Items from a dataset
--- --- ---

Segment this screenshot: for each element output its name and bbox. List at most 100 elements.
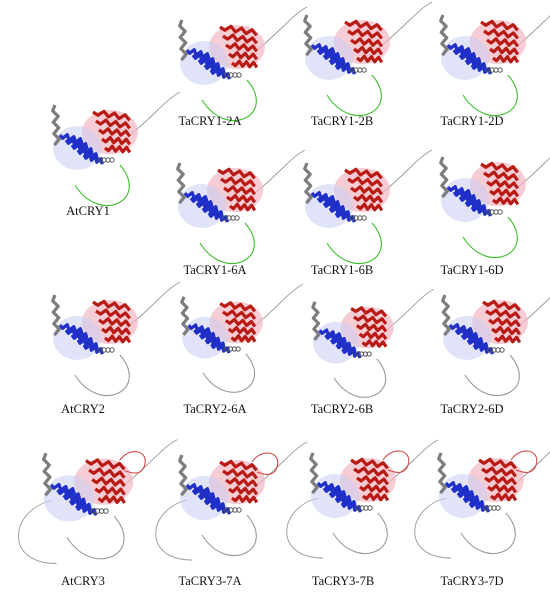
n-domain-helix	[58, 133, 84, 145]
n-domain-helix	[328, 491, 352, 503]
c-domain-helix	[478, 457, 517, 470]
n-domain-helix	[210, 342, 231, 354]
side-helix	[437, 452, 447, 495]
c-domain-helix	[361, 339, 388, 348]
coil-ring	[236, 72, 242, 78]
label-tacry1-2b: TaCRY1-2B	[310, 114, 374, 128]
panel-tacry2-6d: TaCRY2-6D	[415, 290, 550, 420]
n-domain-helix	[195, 201, 219, 213]
protein-structure-tacry1-2b	[303, 1, 433, 116]
side-helix	[439, 14, 449, 57]
n-domain-helix	[322, 53, 346, 65]
coil-ring	[497, 67, 503, 73]
panel-tacry1-2d: TaCRY1-2D	[415, 0, 550, 140]
n-domain-helix	[203, 63, 226, 75]
c-domain-helix	[228, 50, 259, 61]
n-domain-helix	[201, 206, 224, 218]
protein-structure-tacry1-6a	[176, 149, 306, 264]
panel-tacry1-2a: TaCRY1-2A	[150, 0, 308, 140]
c-terminal-tail	[199, 222, 255, 264]
side-helix	[178, 19, 188, 62]
side-helix	[303, 14, 313, 57]
c-domain-helix	[219, 459, 258, 472]
protein-structure-tacry2-6b	[311, 289, 434, 398]
c-domain-helix	[88, 467, 126, 479]
c-domain-helix	[481, 466, 517, 478]
c-domain-helix	[95, 308, 131, 320]
n-domain-helix	[58, 323, 84, 335]
c-domain-helix	[482, 299, 521, 312]
n-domain-helix	[310, 191, 336, 203]
n-domain-helix	[454, 328, 479, 340]
protein-structure-tacry2-6d	[441, 294, 550, 396]
c-domain-helix	[228, 485, 259, 496]
side-helix	[51, 104, 61, 147]
extended-loop	[414, 497, 452, 559]
n-domain-helix	[316, 481, 342, 493]
side-helix	[441, 294, 451, 337]
label-tacry1-6b: TaCRY1-6B	[310, 263, 374, 277]
c-domain-helix	[347, 28, 383, 40]
n-domain-helix	[444, 481, 470, 493]
coil-ring	[109, 347, 115, 353]
coil-ring	[367, 505, 373, 511]
n-domain-helix	[198, 332, 221, 344]
coil-ring	[499, 347, 505, 353]
protein-structure-tacry1-6d	[439, 156, 550, 258]
red-loop	[510, 450, 538, 473]
n-domain-helix	[82, 153, 104, 165]
c-domain-helix	[344, 167, 383, 180]
c-domain-helix	[483, 170, 519, 182]
c-domain-helix	[359, 483, 390, 494]
coil-ring	[235, 346, 241, 352]
label-tacry1-2d: TaCRY1-2D	[440, 114, 504, 128]
n-domain-helix	[334, 63, 356, 75]
c-domain-helix	[98, 317, 131, 328]
n-domain-helix	[70, 143, 94, 155]
c-domain-helix	[104, 144, 132, 154]
c-domain-helix	[222, 468, 258, 480]
n-domain-helix	[335, 342, 357, 354]
panel-tacry1-2b: TaCRY1-2B	[285, 0, 433, 140]
c-domain-helix	[347, 176, 383, 188]
red-loop	[119, 451, 146, 474]
c-domain-helix	[225, 42, 258, 53]
n-domain-helix	[316, 196, 341, 208]
n-domain-helix	[340, 501, 362, 513]
c-domain-helix	[480, 161, 519, 174]
n-domain-helix	[464, 200, 487, 212]
n-domain-helix	[464, 58, 487, 70]
n-domain-helix	[470, 205, 492, 217]
coil-ring	[497, 209, 503, 215]
c-domain-helix	[485, 308, 521, 320]
c-domain-helix	[85, 458, 126, 471]
n-domain-helix	[329, 337, 352, 349]
c-domain-helix	[492, 196, 520, 206]
n-domain-helix	[341, 347, 362, 359]
panel-atcry2: AtCRY2	[15, 281, 181, 420]
panel-tacry1-6a: TaCRY1-6A	[150, 149, 306, 300]
label-tacry1-6a: TaCRY1-6A	[183, 263, 247, 277]
c-domain-helix	[91, 476, 126, 488]
label-tacry3-7d: TaCRY3-7D	[440, 574, 504, 588]
coil-ring	[109, 157, 115, 163]
c-domain-helix	[219, 301, 257, 313]
panel-tacry2-6b: TaCRY2-6B	[285, 289, 434, 420]
label-atcry2: AtCRY2	[61, 402, 105, 416]
c-domain-helix	[95, 118, 131, 130]
c-terminal-tail	[460, 512, 516, 554]
n-domain-helix	[446, 185, 472, 197]
c-domain-helix	[489, 45, 520, 56]
panel-tacry1-6d: TaCRY1-6D	[415, 150, 550, 300]
n-domain-helix	[185, 483, 211, 495]
n-domain-helix	[322, 201, 346, 213]
n-domain-helix	[470, 63, 492, 75]
label-atcry3: AtCRY3	[61, 574, 105, 588]
n-domain-helix	[197, 58, 221, 70]
c-terminal-tail	[74, 164, 130, 206]
side-helix	[180, 296, 190, 336]
c-domain-helix	[358, 330, 388, 341]
c-domain-helix	[489, 187, 520, 198]
c-domain-helix	[231, 59, 259, 69]
c-domain-helix	[224, 317, 257, 328]
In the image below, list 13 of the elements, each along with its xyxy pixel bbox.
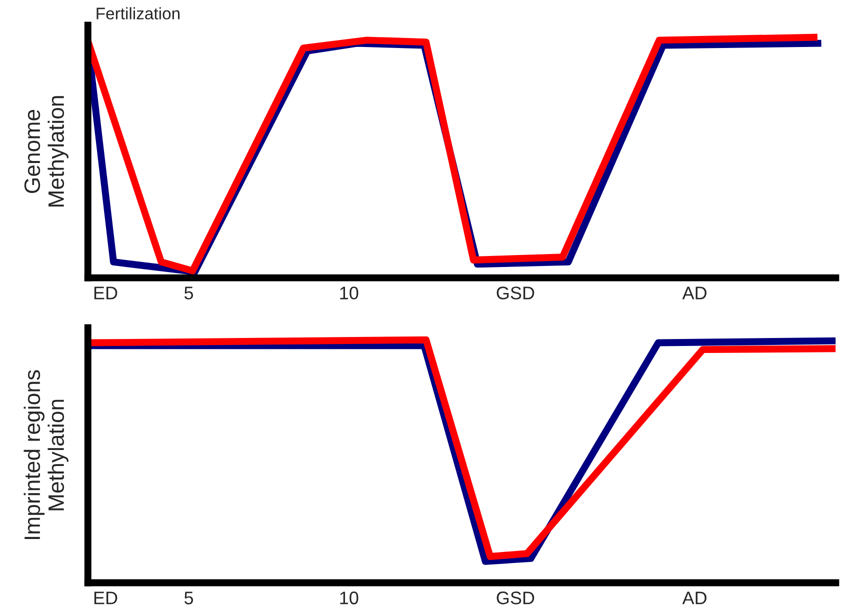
- y-axis-title: Imprinted regions Methylation: [24, 370, 68, 540]
- x-tick-label: 5: [184, 286, 194, 300]
- x-tick-label: ED: [94, 592, 118, 604]
- x-tick-label: 10: [340, 592, 358, 604]
- x-tick-label: GSD: [496, 286, 534, 300]
- x-tick-label: AD: [682, 286, 706, 300]
- x-tick-label: ED: [94, 286, 118, 300]
- x-tick-label: 10: [340, 286, 358, 300]
- text: Fertilization: [96, 7, 180, 20]
- x-tick-label: GSD: [496, 592, 534, 604]
- x-tick-label: 5: [184, 592, 194, 604]
- x-tick-label: AD: [682, 592, 706, 604]
- y-axis-title: Genome Methylation: [24, 96, 68, 207]
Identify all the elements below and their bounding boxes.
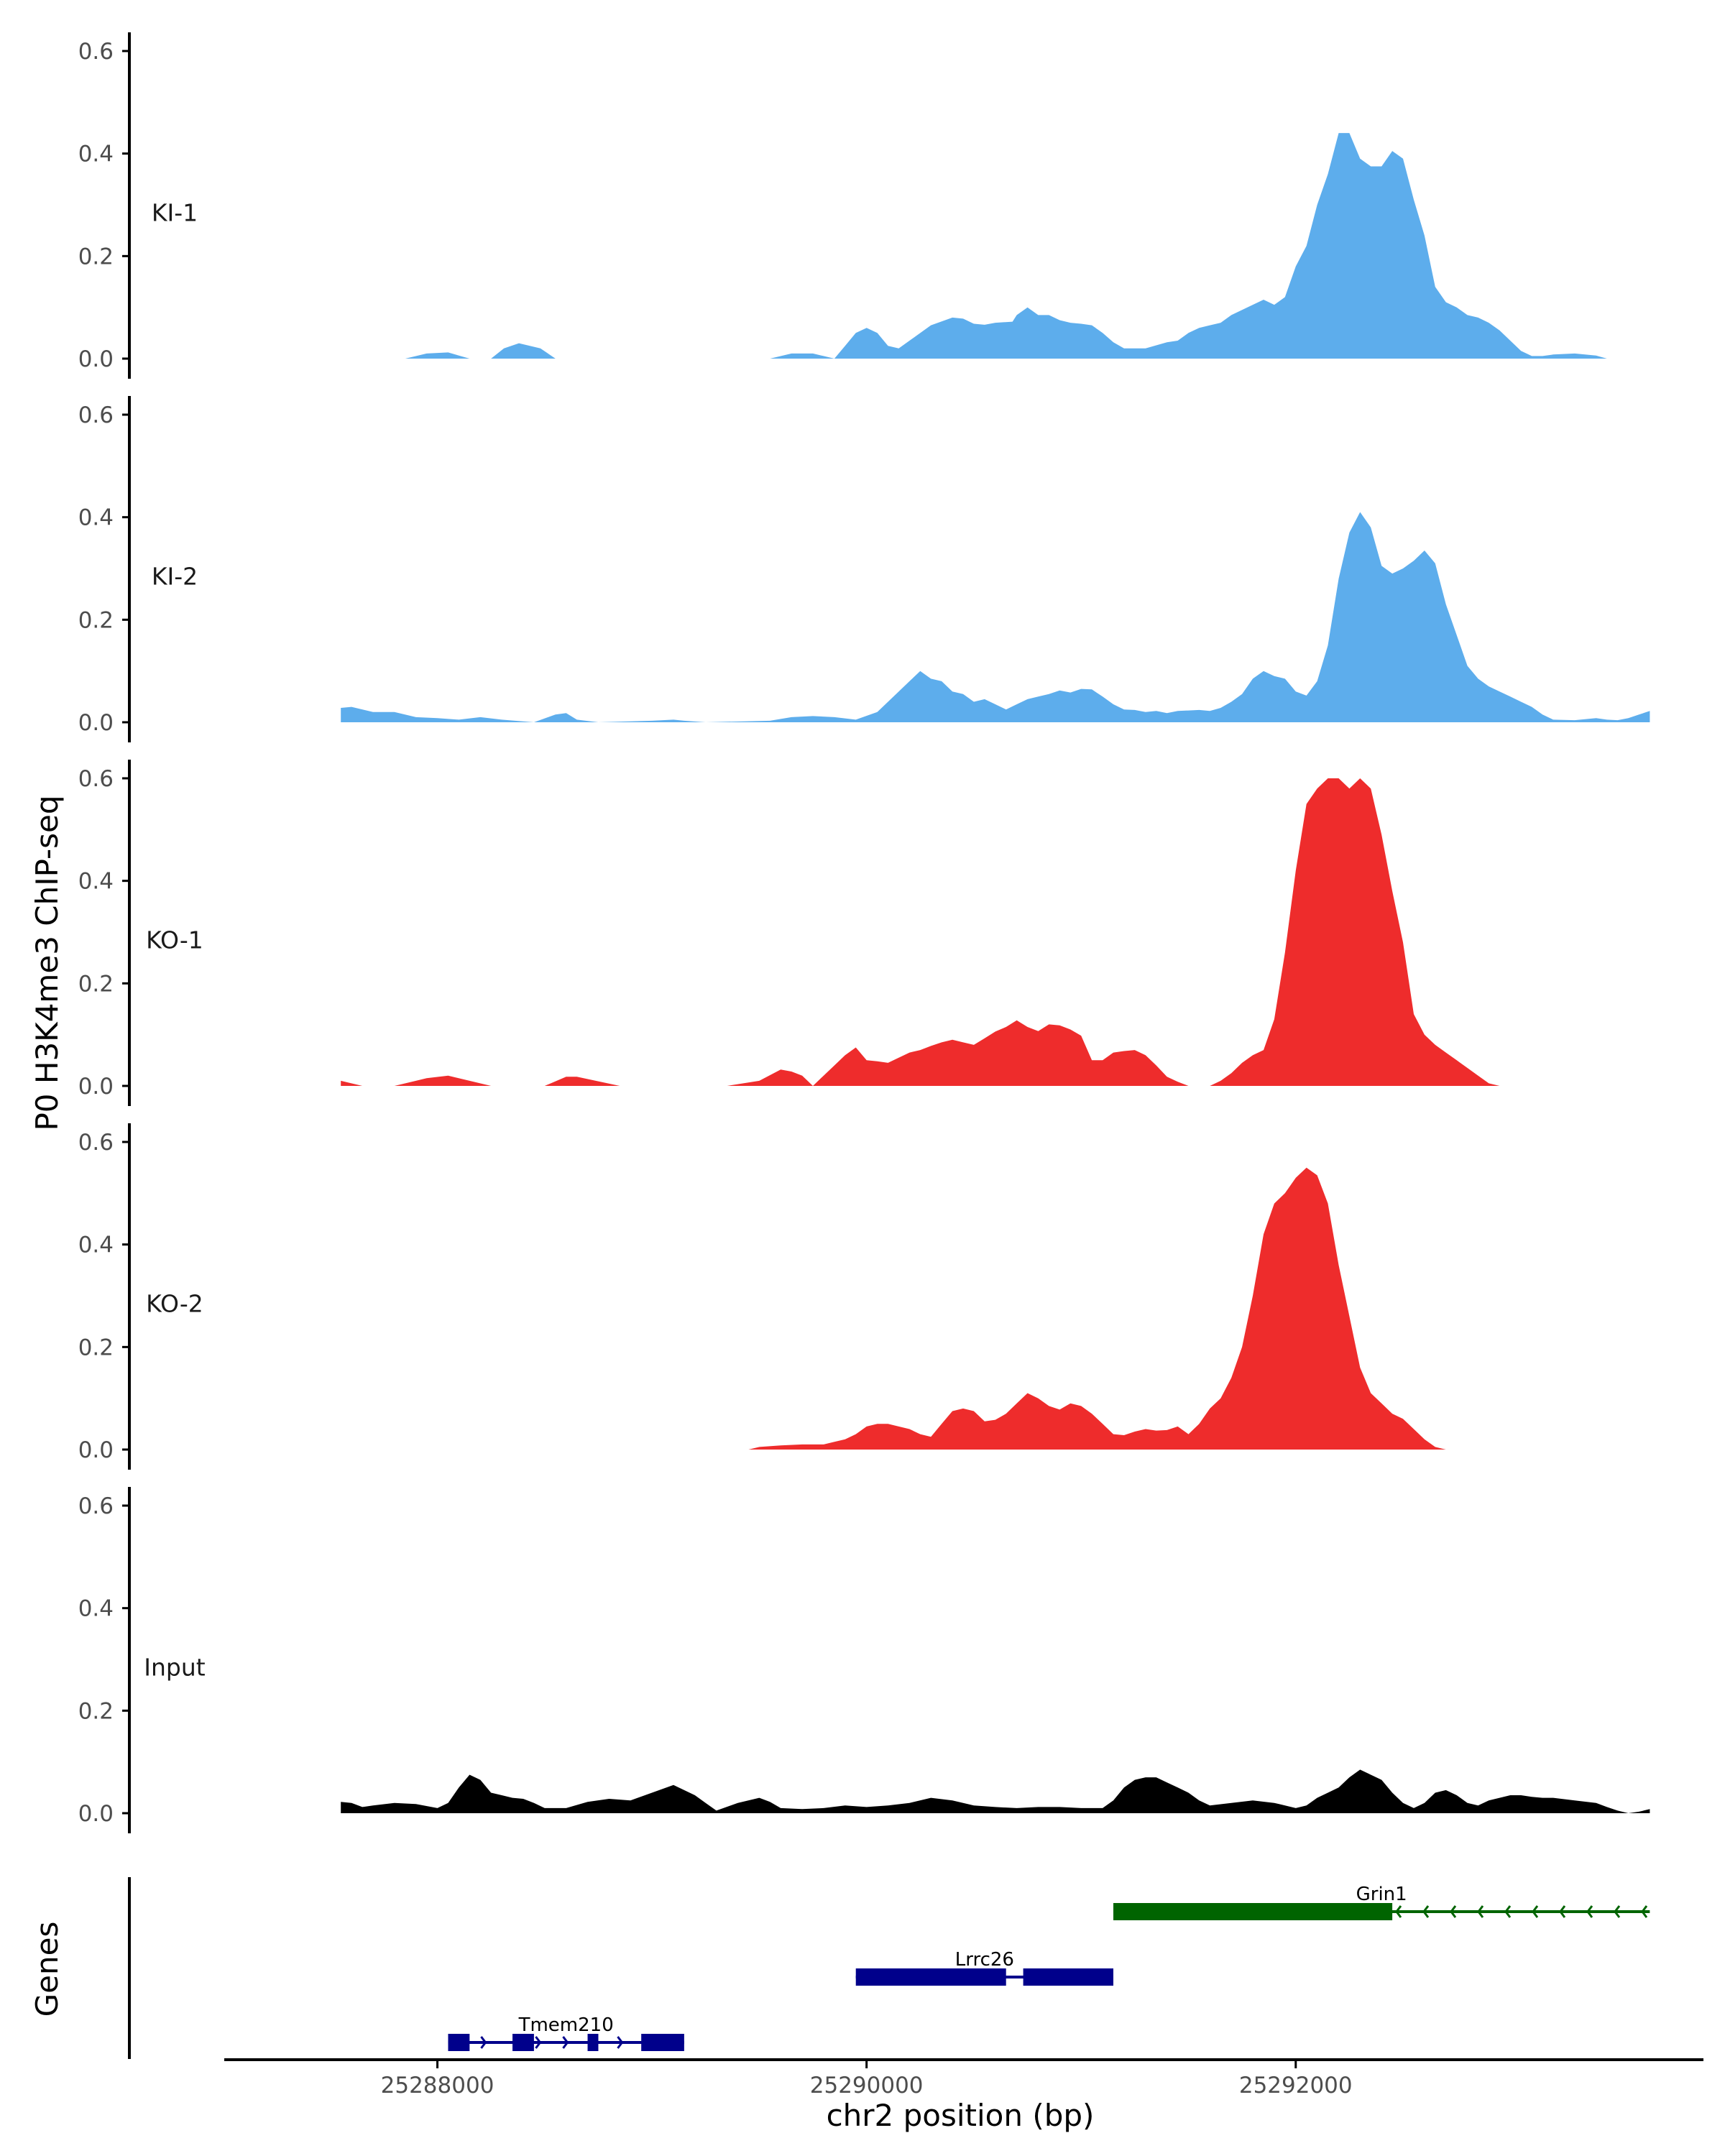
gene-exon [641,2034,684,2051]
track-label: Input [144,1654,206,1682]
y-tick-label: 0.6 [78,1493,114,1519]
y-tick-label: 0.4 [78,1596,114,1622]
strand-arrow [1641,1905,1648,1918]
strand-arrow [1395,1905,1402,1918]
gene-exon [587,2034,599,2051]
coverage-area-ki-1 [405,133,1650,359]
y-tick-label: 0.2 [78,1335,114,1360]
y-tick-label: 0.2 [78,244,114,270]
gene-grin1: Grin1 [1113,1884,1650,1920]
track-label: KI-2 [152,563,198,591]
y-tick-label: 0.4 [78,869,114,895]
strand-arrow [1532,1905,1539,1918]
track-panel-ki-1: 0.0 0.2 0.4 0.6 KI-1 [78,32,1650,379]
track-panel-ko-2: 0.0 0.2 0.4 0.6 KO-2 [78,1123,1596,1470]
strand-arrow [1559,1905,1566,1918]
y-tick-label: 0.0 [78,1801,114,1827]
y-tick-label: 0.2 [78,607,114,633]
gene-label: Tmem210 [518,2014,614,2036]
gene-annotation-track: Tmem210 Lrrc26 Grin1 [128,1877,1650,2059]
coverage-area-ko-2 [437,1167,1596,1450]
gene-label: Grin1 [1356,1884,1407,1905]
track-panel-ki-2: 0.0 0.2 0.4 0.6 KI-2 [78,396,1650,742]
y-tick-label: 0.6 [78,1130,114,1156]
x-tick-label: 25288000 [381,2073,494,2099]
gene-tmem210: Tmem210 [448,2014,684,2051]
y-tick-label: 0.2 [78,971,114,997]
strand-arrow [480,2036,487,2049]
track-label: KO-1 [146,926,203,954]
strand-arrow [1614,1905,1621,1918]
track-panel-input: 0.0 0.2 0.4 0.6 Input [78,1487,1650,1833]
coverage-tracks: 0.00.20.40.6KI-10.00.20.40.6KI-20.00.20.… [78,32,1650,1833]
y-tick-label: 0.4 [78,142,114,167]
strand-arrow [1504,1905,1512,1918]
coverage-area-input [341,1769,1650,1813]
strand-arrow [535,2036,542,2049]
strand-arrow [1450,1905,1457,1918]
coverage-area-ko-1 [341,778,1607,1086]
gene-lrrc26: Lrrc26 [855,1949,1113,1986]
gene-exon [855,1968,1006,1986]
strand-arrow [617,2036,624,2049]
y-axis-title: P0 H3K4me3 ChIP-seq [29,795,65,1130]
coverage-area-ki-2 [341,512,1650,722]
gene-exon [448,2034,470,2051]
x-tick-label: 25290000 [810,2073,924,2099]
y-tick-label: 0.4 [78,505,114,531]
gene-exon [1113,1903,1393,1920]
y-tick-label: 0.0 [78,346,114,372]
strand-arrow [1477,1905,1484,1918]
track-label: KO-2 [146,1290,203,1318]
y-tick-label: 0.0 [78,1074,114,1100]
strand-arrow [1422,1905,1430,1918]
y-tick-label: 0.4 [78,1233,114,1258]
strand-arrow [562,2036,569,2049]
x-tick-label: 25292000 [1239,2073,1353,2099]
y-tick-label: 0.6 [78,402,114,428]
track-panel-ko-1: 0.0 0.2 0.4 0.6 KO-1 [78,760,1607,1106]
gene-exon [512,2034,534,2051]
strand-arrow [1586,1905,1593,1918]
y-tick-label: 0.6 [78,39,114,65]
x-axis-title: chr2 position (bp) [827,2098,1095,2133]
x-axis: 25288000 25290000 25292000 [224,2058,1703,2099]
genes-track-title: Genes [29,1922,65,2017]
y-tick-label: 0.0 [78,710,114,736]
y-tick-label: 0.6 [78,766,114,792]
gene-exon [1023,1968,1113,1986]
track-label: KI-1 [152,199,198,227]
y-tick-label: 0.0 [78,1437,114,1463]
gene-label: Lrrc26 [955,1949,1014,1971]
y-tick-label: 0.2 [78,1698,114,1724]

--- --- ---

To do: Each line of the entries above that contains "below" is to be copied.

Worked solution:
In the image below, list 13 of the elements, each along with its xyxy pixel bbox.
Identify all the elements below and their bounding boxes.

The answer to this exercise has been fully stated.